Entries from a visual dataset
◇ ◇ ◇

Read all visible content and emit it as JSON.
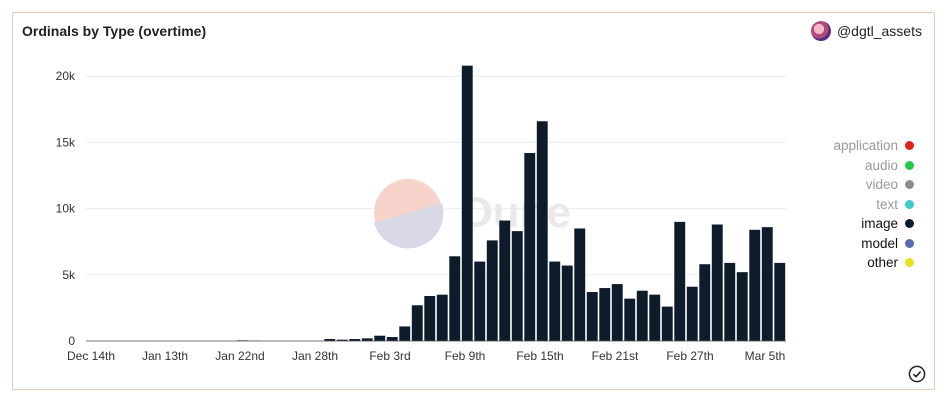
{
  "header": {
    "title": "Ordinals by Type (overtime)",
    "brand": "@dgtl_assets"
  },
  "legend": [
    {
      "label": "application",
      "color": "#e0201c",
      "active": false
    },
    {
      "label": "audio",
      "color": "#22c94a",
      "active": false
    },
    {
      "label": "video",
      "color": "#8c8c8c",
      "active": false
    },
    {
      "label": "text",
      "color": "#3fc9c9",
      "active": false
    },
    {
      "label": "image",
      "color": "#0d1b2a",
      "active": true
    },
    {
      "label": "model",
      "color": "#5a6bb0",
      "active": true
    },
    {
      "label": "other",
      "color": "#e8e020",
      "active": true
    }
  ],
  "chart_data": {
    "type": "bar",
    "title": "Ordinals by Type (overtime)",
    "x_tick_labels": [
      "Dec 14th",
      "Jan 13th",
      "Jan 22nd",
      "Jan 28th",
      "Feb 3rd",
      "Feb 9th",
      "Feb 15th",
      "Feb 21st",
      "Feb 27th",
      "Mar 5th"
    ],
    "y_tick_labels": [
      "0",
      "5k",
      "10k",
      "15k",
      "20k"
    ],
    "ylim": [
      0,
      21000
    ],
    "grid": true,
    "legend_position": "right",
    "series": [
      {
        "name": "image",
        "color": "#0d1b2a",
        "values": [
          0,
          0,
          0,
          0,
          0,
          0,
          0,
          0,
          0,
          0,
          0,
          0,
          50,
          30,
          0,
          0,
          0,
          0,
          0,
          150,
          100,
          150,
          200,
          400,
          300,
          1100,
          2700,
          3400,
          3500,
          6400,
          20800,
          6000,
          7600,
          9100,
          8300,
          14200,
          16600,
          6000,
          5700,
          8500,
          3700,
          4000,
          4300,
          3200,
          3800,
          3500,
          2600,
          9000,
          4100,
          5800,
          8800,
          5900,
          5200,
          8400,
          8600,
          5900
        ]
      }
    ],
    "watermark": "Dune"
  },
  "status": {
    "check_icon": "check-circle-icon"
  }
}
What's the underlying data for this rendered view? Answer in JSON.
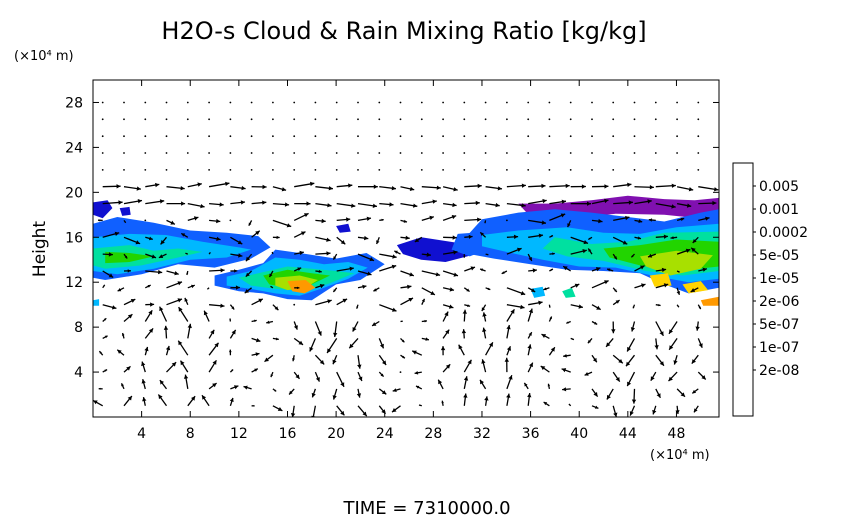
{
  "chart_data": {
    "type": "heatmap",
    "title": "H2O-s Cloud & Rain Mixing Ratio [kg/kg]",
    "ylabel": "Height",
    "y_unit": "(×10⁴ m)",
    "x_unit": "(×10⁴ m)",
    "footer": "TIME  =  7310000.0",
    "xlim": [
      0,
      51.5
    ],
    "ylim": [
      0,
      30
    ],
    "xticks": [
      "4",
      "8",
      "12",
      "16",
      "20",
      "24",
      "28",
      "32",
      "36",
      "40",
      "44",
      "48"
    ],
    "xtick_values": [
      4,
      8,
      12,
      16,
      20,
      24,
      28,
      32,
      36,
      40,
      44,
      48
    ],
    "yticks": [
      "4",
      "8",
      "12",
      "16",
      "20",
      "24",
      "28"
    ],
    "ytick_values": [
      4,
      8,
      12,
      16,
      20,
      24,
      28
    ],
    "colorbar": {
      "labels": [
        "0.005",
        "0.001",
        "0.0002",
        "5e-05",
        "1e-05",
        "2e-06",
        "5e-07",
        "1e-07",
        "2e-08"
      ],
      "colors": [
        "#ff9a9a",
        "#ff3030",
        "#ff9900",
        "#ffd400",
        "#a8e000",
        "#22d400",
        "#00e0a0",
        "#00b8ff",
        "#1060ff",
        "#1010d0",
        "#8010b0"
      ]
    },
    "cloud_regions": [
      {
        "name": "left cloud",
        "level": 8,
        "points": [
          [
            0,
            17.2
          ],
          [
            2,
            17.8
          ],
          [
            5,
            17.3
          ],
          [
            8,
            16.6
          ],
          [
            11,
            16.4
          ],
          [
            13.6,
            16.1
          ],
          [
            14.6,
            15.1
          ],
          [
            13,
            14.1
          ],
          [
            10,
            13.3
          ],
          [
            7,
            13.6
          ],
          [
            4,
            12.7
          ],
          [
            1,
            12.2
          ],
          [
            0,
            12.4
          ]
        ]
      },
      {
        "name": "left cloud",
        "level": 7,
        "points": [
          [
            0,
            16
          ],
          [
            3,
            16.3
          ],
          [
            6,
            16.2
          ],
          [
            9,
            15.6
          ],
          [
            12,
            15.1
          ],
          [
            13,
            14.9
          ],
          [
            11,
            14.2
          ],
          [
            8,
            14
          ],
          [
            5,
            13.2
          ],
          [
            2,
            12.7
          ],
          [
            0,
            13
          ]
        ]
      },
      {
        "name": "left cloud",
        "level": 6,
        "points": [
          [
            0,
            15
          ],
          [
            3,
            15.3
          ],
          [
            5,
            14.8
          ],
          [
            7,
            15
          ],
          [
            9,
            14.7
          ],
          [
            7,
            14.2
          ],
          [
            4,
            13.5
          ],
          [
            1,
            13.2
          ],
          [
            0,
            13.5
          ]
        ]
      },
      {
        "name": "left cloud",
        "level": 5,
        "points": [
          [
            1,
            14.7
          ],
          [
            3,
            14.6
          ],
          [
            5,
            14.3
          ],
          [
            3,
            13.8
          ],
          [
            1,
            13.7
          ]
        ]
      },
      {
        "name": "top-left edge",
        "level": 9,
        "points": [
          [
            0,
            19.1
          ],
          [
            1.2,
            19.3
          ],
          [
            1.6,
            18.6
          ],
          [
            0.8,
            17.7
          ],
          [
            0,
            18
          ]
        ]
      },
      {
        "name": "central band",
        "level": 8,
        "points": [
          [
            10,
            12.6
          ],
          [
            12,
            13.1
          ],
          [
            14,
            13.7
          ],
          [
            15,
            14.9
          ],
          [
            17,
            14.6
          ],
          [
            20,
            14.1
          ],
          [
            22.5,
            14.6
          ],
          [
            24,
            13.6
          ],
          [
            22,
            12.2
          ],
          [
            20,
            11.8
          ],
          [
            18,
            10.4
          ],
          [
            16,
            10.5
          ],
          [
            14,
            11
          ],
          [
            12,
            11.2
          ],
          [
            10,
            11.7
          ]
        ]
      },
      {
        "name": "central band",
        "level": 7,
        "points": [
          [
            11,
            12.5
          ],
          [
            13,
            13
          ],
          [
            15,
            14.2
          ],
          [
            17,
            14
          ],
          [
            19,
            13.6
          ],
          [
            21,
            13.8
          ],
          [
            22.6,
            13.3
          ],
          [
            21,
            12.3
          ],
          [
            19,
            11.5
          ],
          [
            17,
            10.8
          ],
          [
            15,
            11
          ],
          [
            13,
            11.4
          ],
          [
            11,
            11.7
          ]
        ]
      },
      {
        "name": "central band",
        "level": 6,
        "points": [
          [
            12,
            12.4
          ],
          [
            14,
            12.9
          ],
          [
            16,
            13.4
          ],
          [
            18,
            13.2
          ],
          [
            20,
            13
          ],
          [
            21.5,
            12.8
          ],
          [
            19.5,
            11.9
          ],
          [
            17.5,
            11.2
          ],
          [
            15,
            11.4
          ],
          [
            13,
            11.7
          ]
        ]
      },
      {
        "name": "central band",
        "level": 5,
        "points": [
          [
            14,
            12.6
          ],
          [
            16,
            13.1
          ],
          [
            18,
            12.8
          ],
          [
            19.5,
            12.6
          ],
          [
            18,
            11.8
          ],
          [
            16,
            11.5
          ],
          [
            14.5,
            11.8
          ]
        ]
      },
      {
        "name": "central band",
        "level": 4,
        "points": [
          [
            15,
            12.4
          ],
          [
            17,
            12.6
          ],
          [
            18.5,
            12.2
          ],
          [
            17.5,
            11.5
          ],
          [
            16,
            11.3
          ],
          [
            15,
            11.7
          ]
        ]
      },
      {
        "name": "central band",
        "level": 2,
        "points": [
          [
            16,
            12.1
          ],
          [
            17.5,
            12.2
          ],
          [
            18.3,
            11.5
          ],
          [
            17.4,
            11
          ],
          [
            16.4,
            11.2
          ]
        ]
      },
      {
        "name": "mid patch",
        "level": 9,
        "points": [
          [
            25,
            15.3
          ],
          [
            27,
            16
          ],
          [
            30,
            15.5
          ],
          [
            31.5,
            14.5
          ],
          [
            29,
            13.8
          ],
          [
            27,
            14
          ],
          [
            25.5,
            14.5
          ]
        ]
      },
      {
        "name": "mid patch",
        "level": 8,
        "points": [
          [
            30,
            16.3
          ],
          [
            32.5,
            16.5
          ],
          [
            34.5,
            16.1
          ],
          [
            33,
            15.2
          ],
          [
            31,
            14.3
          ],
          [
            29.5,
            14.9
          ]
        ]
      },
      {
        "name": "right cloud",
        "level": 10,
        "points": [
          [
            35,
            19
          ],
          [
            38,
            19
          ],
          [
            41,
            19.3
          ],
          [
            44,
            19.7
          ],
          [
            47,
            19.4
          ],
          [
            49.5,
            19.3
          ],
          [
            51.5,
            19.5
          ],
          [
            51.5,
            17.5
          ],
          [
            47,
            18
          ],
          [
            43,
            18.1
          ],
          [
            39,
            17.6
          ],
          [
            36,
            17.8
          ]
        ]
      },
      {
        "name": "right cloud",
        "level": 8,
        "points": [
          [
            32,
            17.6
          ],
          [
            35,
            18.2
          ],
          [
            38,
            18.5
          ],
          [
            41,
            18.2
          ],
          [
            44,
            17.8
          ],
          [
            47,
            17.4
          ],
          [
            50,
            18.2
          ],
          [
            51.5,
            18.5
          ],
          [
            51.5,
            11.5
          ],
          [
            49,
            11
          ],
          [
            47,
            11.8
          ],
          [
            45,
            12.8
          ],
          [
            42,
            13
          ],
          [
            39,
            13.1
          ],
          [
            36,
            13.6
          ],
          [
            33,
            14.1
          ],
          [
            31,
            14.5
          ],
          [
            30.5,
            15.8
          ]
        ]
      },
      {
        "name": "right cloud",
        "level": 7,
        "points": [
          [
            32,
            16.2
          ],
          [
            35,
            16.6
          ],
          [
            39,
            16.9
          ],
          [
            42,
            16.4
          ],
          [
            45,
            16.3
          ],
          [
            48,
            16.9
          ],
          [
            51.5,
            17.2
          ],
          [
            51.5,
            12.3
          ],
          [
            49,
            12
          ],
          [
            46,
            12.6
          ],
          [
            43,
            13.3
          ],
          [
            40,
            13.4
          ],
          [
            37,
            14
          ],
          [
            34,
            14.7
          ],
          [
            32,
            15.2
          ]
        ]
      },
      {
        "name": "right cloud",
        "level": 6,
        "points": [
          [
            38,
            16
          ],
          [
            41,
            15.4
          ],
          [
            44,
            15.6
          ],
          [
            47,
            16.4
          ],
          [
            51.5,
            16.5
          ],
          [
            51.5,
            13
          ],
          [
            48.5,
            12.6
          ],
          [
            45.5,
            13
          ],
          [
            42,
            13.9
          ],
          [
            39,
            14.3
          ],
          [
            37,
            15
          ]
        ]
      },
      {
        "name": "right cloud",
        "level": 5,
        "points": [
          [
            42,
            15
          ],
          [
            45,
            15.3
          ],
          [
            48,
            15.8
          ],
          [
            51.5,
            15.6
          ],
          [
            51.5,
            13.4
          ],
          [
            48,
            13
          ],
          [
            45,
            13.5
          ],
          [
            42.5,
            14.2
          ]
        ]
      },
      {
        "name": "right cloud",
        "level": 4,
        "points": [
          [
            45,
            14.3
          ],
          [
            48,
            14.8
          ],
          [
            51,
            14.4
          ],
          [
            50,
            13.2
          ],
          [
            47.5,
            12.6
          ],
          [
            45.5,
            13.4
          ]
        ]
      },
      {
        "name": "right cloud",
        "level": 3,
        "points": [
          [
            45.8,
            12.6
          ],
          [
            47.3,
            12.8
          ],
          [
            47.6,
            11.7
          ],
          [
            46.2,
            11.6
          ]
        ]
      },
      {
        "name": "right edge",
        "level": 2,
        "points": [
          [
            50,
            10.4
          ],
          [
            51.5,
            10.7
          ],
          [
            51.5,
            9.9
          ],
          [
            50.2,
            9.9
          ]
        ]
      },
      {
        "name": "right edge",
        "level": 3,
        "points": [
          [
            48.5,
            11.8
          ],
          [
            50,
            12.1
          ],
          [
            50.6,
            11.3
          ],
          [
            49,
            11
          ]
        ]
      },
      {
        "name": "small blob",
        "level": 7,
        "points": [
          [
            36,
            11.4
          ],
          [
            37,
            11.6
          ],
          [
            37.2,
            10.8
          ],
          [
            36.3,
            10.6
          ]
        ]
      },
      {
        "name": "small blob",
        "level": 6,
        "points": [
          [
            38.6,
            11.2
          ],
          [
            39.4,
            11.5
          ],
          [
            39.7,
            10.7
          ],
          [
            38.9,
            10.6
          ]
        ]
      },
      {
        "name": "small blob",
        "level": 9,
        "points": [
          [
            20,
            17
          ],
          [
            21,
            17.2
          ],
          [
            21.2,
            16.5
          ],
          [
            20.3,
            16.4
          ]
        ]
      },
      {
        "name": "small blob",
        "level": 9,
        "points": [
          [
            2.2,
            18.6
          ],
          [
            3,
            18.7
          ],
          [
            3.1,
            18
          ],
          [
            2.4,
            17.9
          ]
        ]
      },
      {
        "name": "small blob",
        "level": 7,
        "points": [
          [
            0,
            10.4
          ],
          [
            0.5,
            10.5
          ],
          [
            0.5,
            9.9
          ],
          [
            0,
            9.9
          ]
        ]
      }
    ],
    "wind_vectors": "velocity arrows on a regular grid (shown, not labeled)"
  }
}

◇ ◇ ◇

Direction
Identify the lines above with the word "JSON". Copy them.

Task result
Read all visible content and emit it as JSON.
What's the underlying data for this rendered view? Answer in JSON.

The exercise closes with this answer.